__Exercise description__. Repeat exactly each line of the data provided below.

— start Supplied material —

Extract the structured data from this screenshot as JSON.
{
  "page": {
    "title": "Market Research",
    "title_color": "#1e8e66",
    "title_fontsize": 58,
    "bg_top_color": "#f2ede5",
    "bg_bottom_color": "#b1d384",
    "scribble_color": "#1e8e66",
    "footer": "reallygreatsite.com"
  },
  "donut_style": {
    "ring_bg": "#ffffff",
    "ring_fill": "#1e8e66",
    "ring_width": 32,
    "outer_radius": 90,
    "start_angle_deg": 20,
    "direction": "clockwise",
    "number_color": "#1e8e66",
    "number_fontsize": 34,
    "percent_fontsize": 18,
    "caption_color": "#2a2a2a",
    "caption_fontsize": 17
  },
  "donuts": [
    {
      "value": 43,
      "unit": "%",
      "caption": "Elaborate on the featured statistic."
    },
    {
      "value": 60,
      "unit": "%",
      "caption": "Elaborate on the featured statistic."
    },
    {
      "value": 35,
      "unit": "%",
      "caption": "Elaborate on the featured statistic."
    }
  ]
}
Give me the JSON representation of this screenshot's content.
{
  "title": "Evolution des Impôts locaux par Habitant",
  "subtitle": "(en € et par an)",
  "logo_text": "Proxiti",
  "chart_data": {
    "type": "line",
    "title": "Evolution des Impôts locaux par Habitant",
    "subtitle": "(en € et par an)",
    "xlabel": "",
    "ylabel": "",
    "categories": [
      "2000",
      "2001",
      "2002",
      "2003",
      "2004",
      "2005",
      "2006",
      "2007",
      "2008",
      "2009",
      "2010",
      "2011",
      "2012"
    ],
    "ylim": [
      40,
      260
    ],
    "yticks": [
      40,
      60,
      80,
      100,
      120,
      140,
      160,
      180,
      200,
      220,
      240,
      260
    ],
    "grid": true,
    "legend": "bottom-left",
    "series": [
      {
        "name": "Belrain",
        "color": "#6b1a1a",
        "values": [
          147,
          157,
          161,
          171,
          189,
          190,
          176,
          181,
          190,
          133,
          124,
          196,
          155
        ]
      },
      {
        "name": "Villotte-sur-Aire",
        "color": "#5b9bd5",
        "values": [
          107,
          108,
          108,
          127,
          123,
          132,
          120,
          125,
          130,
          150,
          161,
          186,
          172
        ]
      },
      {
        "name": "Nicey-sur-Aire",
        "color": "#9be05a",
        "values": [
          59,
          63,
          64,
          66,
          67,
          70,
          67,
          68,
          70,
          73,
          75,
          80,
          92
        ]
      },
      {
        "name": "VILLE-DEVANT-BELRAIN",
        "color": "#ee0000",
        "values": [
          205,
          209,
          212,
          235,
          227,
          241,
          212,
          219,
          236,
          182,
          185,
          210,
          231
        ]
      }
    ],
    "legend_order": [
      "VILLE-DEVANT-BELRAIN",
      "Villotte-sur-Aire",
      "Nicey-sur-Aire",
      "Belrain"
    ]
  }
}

— end Supplied material —

__Answer to the task__.
Extract the structured data from this screenshot as JSON.
{
  "page": {
    "title": "Market Research",
    "title_color": "#1e8e66",
    "title_fontsize": 58,
    "bg_top_color": "#f2ede5",
    "bg_bottom_color": "#b1d384",
    "scribble_color": "#1e8e66",
    "footer": "reallygreatsite.com"
  },
  "donut_style": {
    "ring_bg": "#ffffff",
    "ring_fill": "#1e8e66",
    "ring_width": 32,
    "outer_radius": 90,
    "start_angle_deg": 20,
    "direction": "clockwise",
    "number_color": "#1e8e66",
    "number_fontsize": 34,
    "percent_fontsize": 18,
    "caption_color": "#2a2a2a",
    "caption_fontsize": 17
  },
  "donuts": [
    {
      "value": 43,
      "unit": "%",
      "caption": "Elaborate on the featured statistic."
    },
    {
      "value": 60,
      "unit": "%",
      "caption": "Elaborate on the featured statistic."
    },
    {
      "value": 35,
      "unit": "%",
      "caption": "Elaborate on the featured statistic."
    }
  ]
}
Give me the JSON representation of this screenshot's content.
{
  "title": "Evolution des Impôts locaux par Habitant",
  "subtitle": "(en € et par an)",
  "logo_text": "Proxiti",
  "chart_data": {
    "type": "line",
    "title": "Evolution des Impôts locaux par Habitant",
    "subtitle": "(en € et par an)",
    "xlabel": "",
    "ylabel": "",
    "categories": [
      "2000",
      "2001",
      "2002",
      "2003",
      "2004",
      "2005",
      "2006",
      "2007",
      "2008",
      "2009",
      "2010",
      "2011",
      "2012"
    ],
    "ylim": [
      40,
      260
    ],
    "yticks": [
      40,
      60,
      80,
      100,
      120,
      140,
      160,
      180,
      200,
      220,
      240,
      260
    ],
    "grid": true,
    "legend": "bottom-left",
    "series": [
      {
        "name": "Belrain",
        "color": "#6b1a1a",
        "values": [
          147,
          157,
          161,
          171,
          189,
          190,
          176,
          181,
          190,
          133,
          124,
          196,
          155
        ]
      },
      {
        "name": "Villotte-sur-Aire",
        "color": "#5b9bd5",
        "values": [
          107,
          108,
          108,
          127,
          123,
          132,
          120,
          125,
          130,
          150,
          161,
          186,
          172
        ]
      },
      {
        "name": "Nicey-sur-Aire",
        "color": "#9be05a",
        "values": [
          59,
          63,
          64,
          66,
          67,
          70,
          67,
          68,
          70,
          73,
          75,
          80,
          92
        ]
      },
      {
        "name": "VILLE-DEVANT-BELRAIN",
        "color": "#ee0000",
        "values": [
          205,
          209,
          212,
          235,
          227,
          241,
          212,
          219,
          236,
          182,
          185,
          210,
          231
        ]
      }
    ],
    "legend_order": [
      "VILLE-DEVANT-BELRAIN",
      "Villotte-sur-Aire",
      "Nicey-sur-Aire",
      "Belrain"
    ]
  }
}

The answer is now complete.